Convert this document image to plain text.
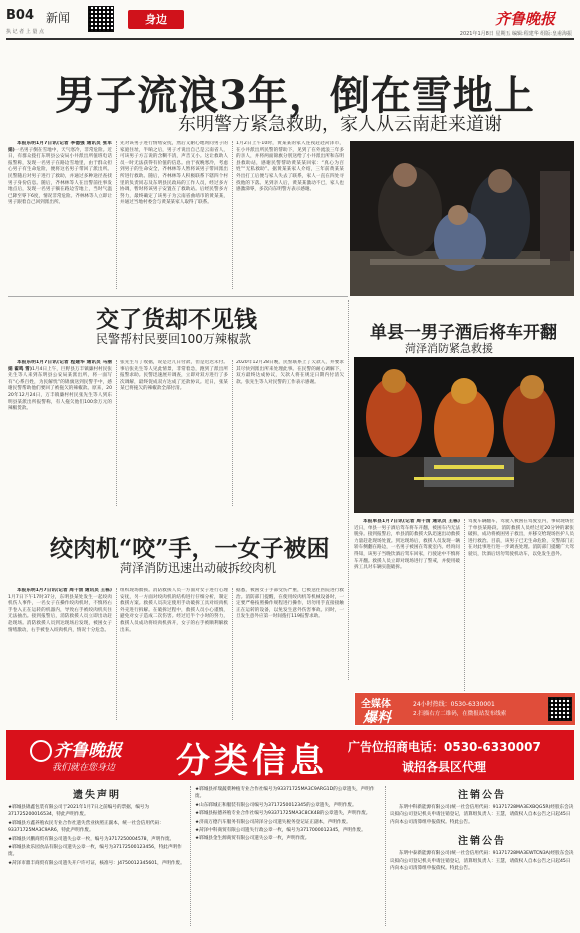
B04 新闻
执 记 者 上 量 点
身边	齐鲁晚报
2021年1月8日 星期五 编辑:程建华 组版:皇甫海振
男子流浪3年，倒在雪地上
东明警方紧急救助，家人从云南赶来道谢

本报东明1月7日讯(记者 李德强 通讯员 张军娟)一名男子倒在雪地中，天气寒冷，非常危险。近日，有群众拨打东明县公安局小井派出所值班电话报警称，发现一名男子在路边雪地里，由于群众担心男子有生命危险，便将这名男子带回了派出所。民警随后对男子进行了救助，并通过多种途径查找男子身份信息。随后，齐林林等人在出警前往事发地点后，发现一名男子躺在路边雪地上，当时气温已降至零下6度，情况非常危险。齐林林等人立即让男子跟着自己回到派出所。

先对该男子进行情绪安抚，然后又耐心地询问男子的家庭住址，半晌之后，男子才说出自己是云南省人，可该男子方言说的含糊不清，声音又小。这让救助人员一时无法获得有价值的信息。由于夜晚寒冷，考虑到男子的生命安全，齐林林等人暂将该男子带回派出所进行救助。随后，齐林林等人积极联系下辖四个村里的负责同志及东明县民政局的工作人员，经过多方协调，暂时将该男子安置在了救助站。后经民警多方努力，最终确定了该男子为云南省曲靖市的黄某某，并通过当地村委会与黄某某家人取得了联系。
1月2日上午10时，黄某某的家人连夜赶赴菏泽市，在小井派出所民警的帮助下，见到了在外流浪三年多的亲人，并将两面锦旗分别送给了小井派出所和东明县救助站，感谢民警帮助黄某某回家：“真心为百姓”“无私救助”。据黄某某家人介绍，三年前黄某某外出打工后便与家人失去了联系，家人一直在四处寻找他的下落。见到亲人后，黄某某激动不已，家人也感激涕零，多次向东明警方表示感谢。
交了货却不见钱
民警帮村民要回100万辣椒款

本报东明1月7日讯(记者 程建华 通讯员 马丽娟 翟鸣 雪)1月4日上午，巨野县万丰镇廉村村民张先生等人来到东明县公安局某派出所，将一面写有“心系百姓，为民解忧”的锦旗送到民警手中，感谢民警帮助他们要回了被拖欠的辣椒款。原来，2020年12月24日，万丰镇廉村村民张先生等人到东明县某派出所报警称，有人拖欠他们100余万元的辣椒货款。

张先生写了收据，说是过几日付款，但是迟迟未付。事后张先生等人见此情景，非常着急，跑到了派出所报警求助。民警迅速展开调查，立即对双方进行了多次调解，最终促成双方达成了还款协议。近日，张某某已将拖欠的辣椒款全部付清。
2020年12月28日晚，民警联系上了欠款人，并要求其尽快到派出所来处理此事。在民警的耐心调解下，双方最终达成协议，欠款人将在规定日期内付清欠款。张先生等人对民警的工作表示感谢。
单县一男子酒后将车开翻
菏泽消防紧急救援

本报单县1月7日讯(记者 周千清 通讯员 王栋)近日，单县一男子酒后驾车将车开翻，被困车内无法脱身。接到报警后，单县消防救援大队迅速出动救援力量赶赴现场处置。到达现场后，救援人员发现一辆轿车侧翻在路边，一名男子被困在驾驶室内。经询问得知，该男子当晚饮酒后驾车回家，行驶途中不慎将车开翻。救援人员立即对现场进行了警戒，并使用破拆工具对车辆实施破拆。

驾驶车辆翻车，驾驶人被困在驾驶室内，事故现场位于单县某路段。消防救援人员经过近20分钟的紧张破拆，成功将被困男子救出，并移交给现场医护人员进行救治。目前，该男子已无生命危险，交警部门正在对此事进行进一步调查处理。消防部门提醒广大驾驶员，饮酒后切勿驾驶机动车，以免发生意外。
绞肉机“咬”手，一女子被困
菏泽消防迅速出动破拆绞肉机

本报东明1月7日讯(记者 周千清 通讯员 王栋)1月7日下午17时37分，东明县某处发生一起绞肉机伤人事件，一名女子在操作绞肉机时，不慎将右手卷入正在运转的机器内，导致右手被绞肉机夹住无法抽出。接到报警后，消防救援人员立即出动赶赴现场。消防救援人员到达现场后发现，被困女子情绪激动，右手被卷入绞肉机内，情况十分危急。

组织现场救援。消防救援人员一方面对女子进行心理安抚，另一方面对绞肉机的结构进行仔细分析，制定救援方案。救援人员决定使用手动破拆工具对绞肉机外壳进行拆解。在破拆过程中，救援人员小心谨慎，避免对女子造成二次伤害。经过近半个小时的努力，救援人员成功将绞肉机拆开，女子的右手被顺利解救出来。
据悉，被困女子手部受伤严重，已被送往医院进行救治。消防部门提醒，在使用绞肉机等机械设备时，一定要严格按照操作规程进行操作，切勿用手直接接触正在运转的设备，以免发生意外伤害事故。同时，一旦发生意外应第一时间拨打119报警求助。
全媒体
爆料
24小时热线：0530-6330001
2.扫描右方二维码，在微报站发布线索
齐鲁晚报
我们就在您身边 分类信息 广告位招商电话：0530-6330007
诚招各县区代理
遗失声明

★郓城县锦鑫包装有限公司于2021年1月7日之前编号的票据，编号为371725200016534，特此声明作废。

★郓城县方鑫养殖农民专业合作社遗失营业执照正副本，统一社会信用代码：93371725MA3C9AR6，特此声明作废。

★郓城县兴鹏商贸有限公司遗失公章一枚，编号为3717250004578，声明作废。

★郓城县欢乐园食品有限公司遗失公章一枚，编号为37172500123456，特此声明作废。

★菏泽市鼎丰商贸有限公司遗失开户许可证，核准号：J4750012345601，声明作废。

★郓城县祥瑞蔬菜种植专业合作社编号为93371725MA3C9ARG1D的公章遗失，声明作废。

★山东郓城正和服装有限公司编号为3717250012345的公章遗失，声明作废。

★郓城县振德养殖专业合作社编号为93371725MA3C8CK4B的公章遗失，声明作废。

★济南万德汽车服务有限公司菏泽分公司遗失税务登记证正副本，声明作废。

★菏泽中科商贸有限公司遗失行政公章一枚，编号为3717000012345，声明作废。

★郓城县金生源商贸有限公司遗失公章一枚，声明作废。

注销公告
东明中科新能源有限公司(统一社会信用代码：91371728MA3EXBQG5R)经股东会决议拟向公司登记机关申请注销登记，清算组负责人：王慧，请债权人自本公告之日起45日内向本公司清算组申报债权。特此公告。
注销公告
东明中泰新能源有限公司(统一社会信用代码：91371728MA3EWTCN3A)经股东会决议拟向公司登记机关申请注销登记，清算组负责人：王慧，请债权人自本公告之日起45日内向本公司清算组申报债权。特此公告。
* * * * * * *
• **Exercise aim**
Repeat the records in full, exactly as they appear, without the pictures.

• **Complete response**
Convert this document image to plain text.
B04 新闻
执 记 者 上 量 点
身边	齐鲁晚报
2021年1月8日 星期五 编辑:程建华 组版:皇甫海振
男子流浪3年，倒在雪地上
东明警方紧急救助，家人从云南赶来道谢

本报东明1月7日讯(记者 李德强 通讯员 张军娟)一名男子倒在雪地中，天气寒冷，非常危险。近日，有群众拨打东明县公安局小井派出所值班电话报警称，发现一名男子在路边雪地里，由于群众担心男子有生命危险，便将这名男子带回了派出所。民警随后对男子进行了救助，并通过多种途径查找男子身份信息。随后，齐林林等人在出警前往事发地点后，发现一名男子躺在路边雪地上，当时气温已降至零下6度，情况非常危险。齐林林等人立即让男子跟着自己回到派出所。

先对该男子进行情绪安抚，然后又耐心地询问男子的家庭住址，半晌之后，男子才说出自己是云南省人，可该男子方言说的含糊不清，声音又小。这让救助人员一时无法获得有价值的信息。由于夜晚寒冷，考虑到男子的生命安全，齐林林等人暂将该男子带回派出所进行救助。随后，齐林林等人积极联系下辖四个村里的负责同志及东明县民政局的工作人员，经过多方协调，暂时将该男子安置在了救助站。后经民警多方努力，最终确定了该男子为云南省曲靖市的黄某某，并通过当地村委会与黄某某家人取得了联系。
1月2日上午10时，黄某某的家人连夜赶赴菏泽市，在小井派出所民警的帮助下，见到了在外流浪三年多的亲人，并将两面锦旗分别送给了小井派出所和东明县救助站，感谢民警帮助黄某某回家：“真心为百姓”“无私救助”。据黄某某家人介绍，三年前黄某某外出打工后便与家人失去了联系，家人一直在四处寻找他的下落。见到亲人后，黄某某激动不已，家人也感激涕零，多次向东明警方表示感谢。
交了货却不见钱
民警帮村民要回100万辣椒款

本报东明1月7日讯(记者 程建华 通讯员 马丽娟 翟鸣 雪)1月4日上午，巨野县万丰镇廉村村民张先生等人来到东明县公安局某派出所，将一面写有“心系百姓，为民解忧”的锦旗送到民警手中，感谢民警帮助他们要回了被拖欠的辣椒款。原来，2020年12月24日，万丰镇廉村村民张先生等人到东明县某派出所报警称，有人拖欠他们100余万元的辣椒货款。

张先生写了收据，说是过几日付款，但是迟迟未付。事后张先生等人见此情景，非常着急，跑到了派出所报警求助。民警迅速展开调查，立即对双方进行了多次调解，最终促成双方达成了还款协议。近日，张某某已将拖欠的辣椒款全部付清。
2020年12月28日晚，民警联系上了欠款人，并要求其尽快到派出所来处理此事。在民警的耐心调解下，双方最终达成协议，欠款人将在规定日期内付清欠款。张先生等人对民警的工作表示感谢。
单县一男子酒后将车开翻
菏泽消防紧急救援

本报单县1月7日讯(记者 周千清 通讯员 王栋)近日，单县一男子酒后驾车将车开翻，被困车内无法脱身。接到报警后，单县消防救援大队迅速出动救援力量赶赴现场处置。到达现场后，救援人员发现一辆轿车侧翻在路边，一名男子被困在驾驶室内。经询问得知，该男子当晚饮酒后驾车回家，行驶途中不慎将车开翻。救援人员立即对现场进行了警戒，并使用破拆工具对车辆实施破拆。

驾驶车辆翻车，驾驶人被困在驾驶室内，事故现场位于单县某路段。消防救援人员经过近20分钟的紧张破拆，成功将被困男子救出，并移交给现场医护人员进行救治。目前，该男子已无生命危险，交警部门正在对此事进行进一步调查处理。消防部门提醒广大驾驶员，饮酒后切勿驾驶机动车，以免发生意外。
绞肉机“咬”手，一女子被困
菏泽消防迅速出动破拆绞肉机

本报东明1月7日讯(记者 周千清 通讯员 王栋)1月7日下午17时37分，东明县某处发生一起绞肉机伤人事件，一名女子在操作绞肉机时，不慎将右手卷入正在运转的机器内，导致右手被绞肉机夹住无法抽出。接到报警后，消防救援人员立即出动赶赴现场。消防救援人员到达现场后发现，被困女子情绪激动，右手被卷入绞肉机内，情况十分危急。

组织现场救援。消防救援人员一方面对女子进行心理安抚，另一方面对绞肉机的结构进行仔细分析，制定救援方案。救援人员决定使用手动破拆工具对绞肉机外壳进行拆解。在破拆过程中，救援人员小心谨慎，避免对女子造成二次伤害。经过近半个小时的努力，救援人员成功将绞肉机拆开，女子的右手被顺利解救出来。
据悉，被困女子手部受伤严重，已被送往医院进行救治。消防部门提醒，在使用绞肉机等机械设备时，一定要严格按照操作规程进行操作，切勿用手直接接触正在运转的设备，以免发生意外伤害事故。同时，一旦发生意外应第一时间拨打119报警求助。
全媒体
爆料
24小时热线：0530-6330001
2.扫描右方二维码，在微报站发布线索
齐鲁晚报
我们就在您身边 分类信息 广告位招商电话：0530-6330007
诚招各县区代理
遗失声明

★郓城县锦鑫包装有限公司于2021年1月7日之前编号的票据，编号为371725200016534，特此声明作废。

★郓城县方鑫养殖农民专业合作社遗失营业执照正副本，统一社会信用代码：93371725MA3C9AR6，特此声明作废。

★郓城县兴鹏商贸有限公司遗失公章一枚，编号为3717250004578，声明作废。

★郓城县欢乐园食品有限公司遗失公章一枚，编号为37172500123456，特此声明作废。

★菏泽市鼎丰商贸有限公司遗失开户许可证，核准号：J4750012345601，声明作废。

★郓城县祥瑞蔬菜种植专业合作社编号为93371725MA3C9ARG1D的公章遗失，声明作废。

★山东郓城正和服装有限公司编号为3717250012345的公章遗失，声明作废。

★郓城县振德养殖专业合作社编号为93371725MA3C8CK4B的公章遗失，声明作废。

★济南万德汽车服务有限公司菏泽分公司遗失税务登记证正副本，声明作废。

★菏泽中科商贸有限公司遗失行政公章一枚，编号为3717000012345，声明作废。

★郓城县金生源商贸有限公司遗失公章一枚，声明作废。

注销公告
东明中科新能源有限公司(统一社会信用代码：91371728MA3EXBQG5R)经股东会决议拟向公司登记机关申请注销登记，清算组负责人：王慧，请债权人自本公告之日起45日内向本公司清算组申报债权。特此公告。
注销公告
东明中泰新能源有限公司(统一社会信用代码：91371728MA3EWTCN3A)经股东会决议拟向公司登记机关申请注销登记，清算组负责人：王慧，请债权人自本公告之日起45日内向本公司清算组申报债权。特此公告。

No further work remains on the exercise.